§ DIRECTION: Every entry needs to be reproduced exactly.

§ INPUT:
=-=-=

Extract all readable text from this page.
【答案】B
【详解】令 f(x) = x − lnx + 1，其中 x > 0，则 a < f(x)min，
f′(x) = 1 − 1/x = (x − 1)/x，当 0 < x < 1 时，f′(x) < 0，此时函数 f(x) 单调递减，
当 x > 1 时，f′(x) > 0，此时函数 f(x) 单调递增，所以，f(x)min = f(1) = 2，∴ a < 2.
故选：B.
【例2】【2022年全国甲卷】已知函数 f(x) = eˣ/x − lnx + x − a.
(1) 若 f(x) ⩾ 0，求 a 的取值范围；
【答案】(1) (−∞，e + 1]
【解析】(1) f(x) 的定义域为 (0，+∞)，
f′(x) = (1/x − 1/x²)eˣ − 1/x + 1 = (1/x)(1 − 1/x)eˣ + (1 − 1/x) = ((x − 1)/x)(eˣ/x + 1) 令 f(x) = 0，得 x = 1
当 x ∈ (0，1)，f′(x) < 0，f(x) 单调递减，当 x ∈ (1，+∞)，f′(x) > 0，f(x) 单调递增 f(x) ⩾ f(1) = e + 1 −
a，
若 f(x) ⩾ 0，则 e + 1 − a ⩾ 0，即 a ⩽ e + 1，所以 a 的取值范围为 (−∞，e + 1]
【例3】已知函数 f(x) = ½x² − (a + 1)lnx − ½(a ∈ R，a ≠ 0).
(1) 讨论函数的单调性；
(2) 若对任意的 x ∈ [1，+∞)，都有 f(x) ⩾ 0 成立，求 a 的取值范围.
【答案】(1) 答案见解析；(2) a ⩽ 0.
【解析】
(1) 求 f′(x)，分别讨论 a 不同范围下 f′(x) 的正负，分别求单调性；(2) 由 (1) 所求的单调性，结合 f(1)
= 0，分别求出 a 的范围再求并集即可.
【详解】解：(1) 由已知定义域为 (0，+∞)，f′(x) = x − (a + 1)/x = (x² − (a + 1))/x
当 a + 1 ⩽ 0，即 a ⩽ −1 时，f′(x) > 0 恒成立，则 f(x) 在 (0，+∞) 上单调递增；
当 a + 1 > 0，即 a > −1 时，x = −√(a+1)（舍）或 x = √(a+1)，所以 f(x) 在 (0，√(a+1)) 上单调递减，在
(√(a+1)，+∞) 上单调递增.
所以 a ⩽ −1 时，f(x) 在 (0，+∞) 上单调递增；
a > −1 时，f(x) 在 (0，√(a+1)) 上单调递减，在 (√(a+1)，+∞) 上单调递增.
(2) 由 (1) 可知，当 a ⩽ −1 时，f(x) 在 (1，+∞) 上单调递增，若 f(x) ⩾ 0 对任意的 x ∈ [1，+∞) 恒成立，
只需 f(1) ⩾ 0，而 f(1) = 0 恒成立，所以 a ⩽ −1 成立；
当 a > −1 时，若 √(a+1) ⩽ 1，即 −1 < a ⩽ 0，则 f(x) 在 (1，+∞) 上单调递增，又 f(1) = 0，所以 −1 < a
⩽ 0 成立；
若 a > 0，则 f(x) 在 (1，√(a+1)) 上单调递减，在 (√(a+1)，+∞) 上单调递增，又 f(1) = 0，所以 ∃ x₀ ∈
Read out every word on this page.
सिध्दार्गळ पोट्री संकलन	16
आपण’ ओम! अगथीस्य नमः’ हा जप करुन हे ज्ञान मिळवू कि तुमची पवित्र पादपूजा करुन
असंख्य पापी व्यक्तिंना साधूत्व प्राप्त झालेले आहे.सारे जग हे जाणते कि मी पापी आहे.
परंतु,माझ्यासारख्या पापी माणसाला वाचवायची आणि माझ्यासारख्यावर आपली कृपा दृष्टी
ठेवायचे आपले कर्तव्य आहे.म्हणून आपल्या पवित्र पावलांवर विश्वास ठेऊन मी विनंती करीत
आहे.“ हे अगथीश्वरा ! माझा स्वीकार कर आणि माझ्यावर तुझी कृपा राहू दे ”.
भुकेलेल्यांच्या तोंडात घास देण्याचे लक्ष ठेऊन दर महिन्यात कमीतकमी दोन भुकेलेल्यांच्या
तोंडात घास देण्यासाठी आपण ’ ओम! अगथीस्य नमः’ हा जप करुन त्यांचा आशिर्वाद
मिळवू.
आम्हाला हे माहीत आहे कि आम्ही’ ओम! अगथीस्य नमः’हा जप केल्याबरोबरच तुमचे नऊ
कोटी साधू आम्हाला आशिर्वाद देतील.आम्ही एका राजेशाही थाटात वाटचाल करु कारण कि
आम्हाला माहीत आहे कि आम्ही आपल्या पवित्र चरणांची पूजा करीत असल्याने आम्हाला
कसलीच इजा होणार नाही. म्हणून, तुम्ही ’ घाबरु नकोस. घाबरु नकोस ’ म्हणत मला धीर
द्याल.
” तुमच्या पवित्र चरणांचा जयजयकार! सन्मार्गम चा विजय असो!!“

=-=-=

§ SOLUTION TO THIS EXERCISE:
Extract all readable text from this page.
【答案】B
【详解】令 f(x) = x − lnx + 1，其中 x > 0，则 a < f(x)min，
f′(x) = 1 − 1/x = (x − 1)/x，当 0 < x < 1 时，f′(x) < 0，此时函数 f(x) 单调递减，
当 x > 1 时，f′(x) > 0，此时函数 f(x) 单调递增，所以，f(x)min = f(1) = 2，∴ a < 2.
故选：B.
【例2】【2022年全国甲卷】已知函数 f(x) = eˣ/x − lnx + x − a.
(1) 若 f(x) ⩾ 0，求 a 的取值范围；
【答案】(1) (−∞，e + 1]
【解析】(1) f(x) 的定义域为 (0，+∞)，
f′(x) = (1/x − 1/x²)eˣ − 1/x + 1 = (1/x)(1 − 1/x)eˣ + (1 − 1/x) = ((x − 1)/x)(eˣ/x + 1) 令 f(x) = 0，得 x = 1
当 x ∈ (0，1)，f′(x) < 0，f(x) 单调递减，当 x ∈ (1，+∞)，f′(x) > 0，f(x) 单调递增 f(x) ⩾ f(1) = e + 1 −
a，
若 f(x) ⩾ 0，则 e + 1 − a ⩾ 0，即 a ⩽ e + 1，所以 a 的取值范围为 (−∞，e + 1]
【例3】已知函数 f(x) = ½x² − (a + 1)lnx − ½(a ∈ R，a ≠ 0).
(1) 讨论函数的单调性；
(2) 若对任意的 x ∈ [1，+∞)，都有 f(x) ⩾ 0 成立，求 a 的取值范围.
【答案】(1) 答案见解析；(2) a ⩽ 0.
【解析】
(1) 求 f′(x)，分别讨论 a 不同范围下 f′(x) 的正负，分别求单调性；(2) 由 (1) 所求的单调性，结合 f(1)
= 0，分别求出 a 的范围再求并集即可.
【详解】解：(1) 由已知定义域为 (0，+∞)，f′(x) = x − (a + 1)/x = (x² − (a + 1))/x
当 a + 1 ⩽ 0，即 a ⩽ −1 时，f′(x) > 0 恒成立，则 f(x) 在 (0，+∞) 上单调递增；
当 a + 1 > 0，即 a > −1 时，x = −√(a+1)（舍）或 x = √(a+1)，所以 f(x) 在 (0，√(a+1)) 上单调递减，在
(√(a+1)，+∞) 上单调递增.
所以 a ⩽ −1 时，f(x) 在 (0，+∞) 上单调递增；
a > −1 时，f(x) 在 (0，√(a+1)) 上单调递减，在 (√(a+1)，+∞) 上单调递增.
(2) 由 (1) 可知，当 a ⩽ −1 时，f(x) 在 (1，+∞) 上单调递增，若 f(x) ⩾ 0 对任意的 x ∈ [1，+∞) 恒成立，
只需 f(1) ⩾ 0，而 f(1) = 0 恒成立，所以 a ⩽ −1 成立；
当 a > −1 时，若 √(a+1) ⩽ 1，即 −1 < a ⩽ 0，则 f(x) 在 (1，+∞) 上单调递增，又 f(1) = 0，所以 −1 < a
⩽ 0 成立；
若 a > 0，则 f(x) 在 (1，√(a+1)) 上单调递减，在 (√(a+1)，+∞) 上单调递增，又 f(1) = 0，所以 ∃ x₀ ∈
Read out every word on this page.
सिध्दार्गळ पोट्री संकलन	16
आपण’ ओम! अगथीस्य नमः’ हा जप करुन हे ज्ञान मिळवू कि तुमची पवित्र पादपूजा करुन
असंख्य पापी व्यक्तिंना साधूत्व प्राप्त झालेले आहे.सारे जग हे जाणते कि मी पापी आहे.
परंतु,माझ्यासारख्या पापी माणसाला वाचवायची आणि माझ्यासारख्यावर आपली कृपा दृष्टी
ठेवायचे आपले कर्तव्य आहे.म्हणून आपल्या पवित्र पावलांवर विश्वास ठेऊन मी विनंती करीत
आहे.“ हे अगथीश्वरा ! माझा स्वीकार कर आणि माझ्यावर तुझी कृपा राहू दे ”.
भुकेलेल्यांच्या तोंडात घास देण्याचे लक्ष ठेऊन दर महिन्यात कमीतकमी दोन भुकेलेल्यांच्या
तोंडात घास देण्यासाठी आपण ’ ओम! अगथीस्य नमः’ हा जप करुन त्यांचा आशिर्वाद
मिळवू.
आम्हाला हे माहीत आहे कि आम्ही’ ओम! अगथीस्य नमः’हा जप केल्याबरोबरच तुमचे नऊ
कोटी साधू आम्हाला आशिर्वाद देतील.आम्ही एका राजेशाही थाटात वाटचाल करु कारण कि
आम्हाला माहीत आहे कि आम्ही आपल्या पवित्र चरणांची पूजा करीत असल्याने आम्हाला
कसलीच इजा होणार नाही. म्हणून, तुम्ही ’ घाबरु नकोस. घाबरु नकोस ’ म्हणत मला धीर
द्याल.
” तुमच्या पवित्र चरणांचा जयजयकार! सन्मार्गम चा विजय असो!!“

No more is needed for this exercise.